Dataset excerpt =
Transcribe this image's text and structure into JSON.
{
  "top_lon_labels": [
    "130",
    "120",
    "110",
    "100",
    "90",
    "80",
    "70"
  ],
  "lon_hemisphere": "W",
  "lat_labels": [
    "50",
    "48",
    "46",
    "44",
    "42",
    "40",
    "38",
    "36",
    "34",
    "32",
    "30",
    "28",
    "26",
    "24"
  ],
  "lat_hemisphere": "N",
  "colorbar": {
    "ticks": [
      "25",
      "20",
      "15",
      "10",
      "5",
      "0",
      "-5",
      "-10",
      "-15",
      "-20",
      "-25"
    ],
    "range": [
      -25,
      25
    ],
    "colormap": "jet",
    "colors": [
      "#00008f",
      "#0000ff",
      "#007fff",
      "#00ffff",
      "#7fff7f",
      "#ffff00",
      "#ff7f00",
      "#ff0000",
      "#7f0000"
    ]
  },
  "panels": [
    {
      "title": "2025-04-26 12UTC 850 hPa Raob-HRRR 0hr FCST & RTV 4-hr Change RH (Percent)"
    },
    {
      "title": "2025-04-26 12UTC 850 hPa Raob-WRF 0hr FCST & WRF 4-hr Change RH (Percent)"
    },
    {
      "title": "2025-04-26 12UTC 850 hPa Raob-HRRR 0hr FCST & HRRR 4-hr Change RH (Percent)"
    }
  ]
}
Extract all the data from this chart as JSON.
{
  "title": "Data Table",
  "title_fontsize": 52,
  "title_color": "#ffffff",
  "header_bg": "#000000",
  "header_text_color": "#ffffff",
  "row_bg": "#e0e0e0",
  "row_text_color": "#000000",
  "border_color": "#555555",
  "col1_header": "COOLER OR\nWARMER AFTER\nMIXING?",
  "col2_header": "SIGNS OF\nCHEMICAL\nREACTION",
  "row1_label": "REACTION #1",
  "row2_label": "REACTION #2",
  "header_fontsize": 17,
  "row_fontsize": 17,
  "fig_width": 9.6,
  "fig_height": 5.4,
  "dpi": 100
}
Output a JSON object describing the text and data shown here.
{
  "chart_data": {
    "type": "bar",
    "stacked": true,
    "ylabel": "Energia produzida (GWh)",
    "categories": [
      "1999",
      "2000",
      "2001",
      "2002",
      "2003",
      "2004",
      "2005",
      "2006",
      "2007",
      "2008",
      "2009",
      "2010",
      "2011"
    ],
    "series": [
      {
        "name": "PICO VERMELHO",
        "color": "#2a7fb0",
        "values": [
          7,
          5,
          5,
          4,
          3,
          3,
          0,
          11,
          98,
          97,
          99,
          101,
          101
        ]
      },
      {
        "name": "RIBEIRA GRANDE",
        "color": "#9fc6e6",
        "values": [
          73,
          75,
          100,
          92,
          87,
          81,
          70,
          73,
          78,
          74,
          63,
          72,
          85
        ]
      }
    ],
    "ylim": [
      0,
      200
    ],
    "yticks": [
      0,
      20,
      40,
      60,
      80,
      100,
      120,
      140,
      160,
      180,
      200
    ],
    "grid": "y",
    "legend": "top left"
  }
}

Exercise = Retype all the material above precisely, with no line left out.

Solution to the problem =
Transcribe this image's text and structure into JSON.
{
  "top_lon_labels": [
    "130",
    "120",
    "110",
    "100",
    "90",
    "80",
    "70"
  ],
  "lon_hemisphere": "W",
  "lat_labels": [
    "50",
    "48",
    "46",
    "44",
    "42",
    "40",
    "38",
    "36",
    "34",
    "32",
    "30",
    "28",
    "26",
    "24"
  ],
  "lat_hemisphere": "N",
  "colorbar": {
    "ticks": [
      "25",
      "20",
      "15",
      "10",
      "5",
      "0",
      "-5",
      "-10",
      "-15",
      "-20",
      "-25"
    ],
    "range": [
      -25,
      25
    ],
    "colormap": "jet",
    "colors": [
      "#00008f",
      "#0000ff",
      "#007fff",
      "#00ffff",
      "#7fff7f",
      "#ffff00",
      "#ff7f00",
      "#ff0000",
      "#7f0000"
    ]
  },
  "panels": [
    {
      "title": "2025-04-26 12UTC 850 hPa Raob-HRRR 0hr FCST & RTV 4-hr Change RH (Percent)"
    },
    {
      "title": "2025-04-26 12UTC 850 hPa Raob-WRF 0hr FCST & WRF 4-hr Change RH (Percent)"
    },
    {
      "title": "2025-04-26 12UTC 850 hPa Raob-HRRR 0hr FCST & HRRR 4-hr Change RH (Percent)"
    }
  ]
}
Extract all the data from this chart as JSON.
{
  "title": "Data Table",
  "title_fontsize": 52,
  "title_color": "#ffffff",
  "header_bg": "#000000",
  "header_text_color": "#ffffff",
  "row_bg": "#e0e0e0",
  "row_text_color": "#000000",
  "border_color": "#555555",
  "col1_header": "COOLER OR\nWARMER AFTER\nMIXING?",
  "col2_header": "SIGNS OF\nCHEMICAL\nREACTION",
  "row1_label": "REACTION #1",
  "row2_label": "REACTION #2",
  "header_fontsize": 17,
  "row_fontsize": 17,
  "fig_width": 9.6,
  "fig_height": 5.4,
  "dpi": 100
}
Output a JSON object describing the text and data shown here.
{
  "chart_data": {
    "type": "bar",
    "stacked": true,
    "ylabel": "Energia produzida (GWh)",
    "categories": [
      "1999",
      "2000",
      "2001",
      "2002",
      "2003",
      "2004",
      "2005",
      "2006",
      "2007",
      "2008",
      "2009",
      "2010",
      "2011"
    ],
    "series": [
      {
        "name": "PICO VERMELHO",
        "color": "#2a7fb0",
        "values": [
          7,
          5,
          5,
          4,
          3,
          3,
          0,
          11,
          98,
          97,
          99,
          101,
          101
        ]
      },
      {
        "name": "RIBEIRA GRANDE",
        "color": "#9fc6e6",
        "values": [
          73,
          75,
          100,
          92,
          87,
          81,
          70,
          73,
          78,
          74,
          63,
          72,
          85
        ]
      }
    ],
    "ylim": [
      0,
      200
    ],
    "yticks": [
      0,
      20,
      40,
      60,
      80,
      100,
      120,
      140,
      160,
      180,
      200
    ],
    "grid": "y",
    "legend": "top left"
  }
}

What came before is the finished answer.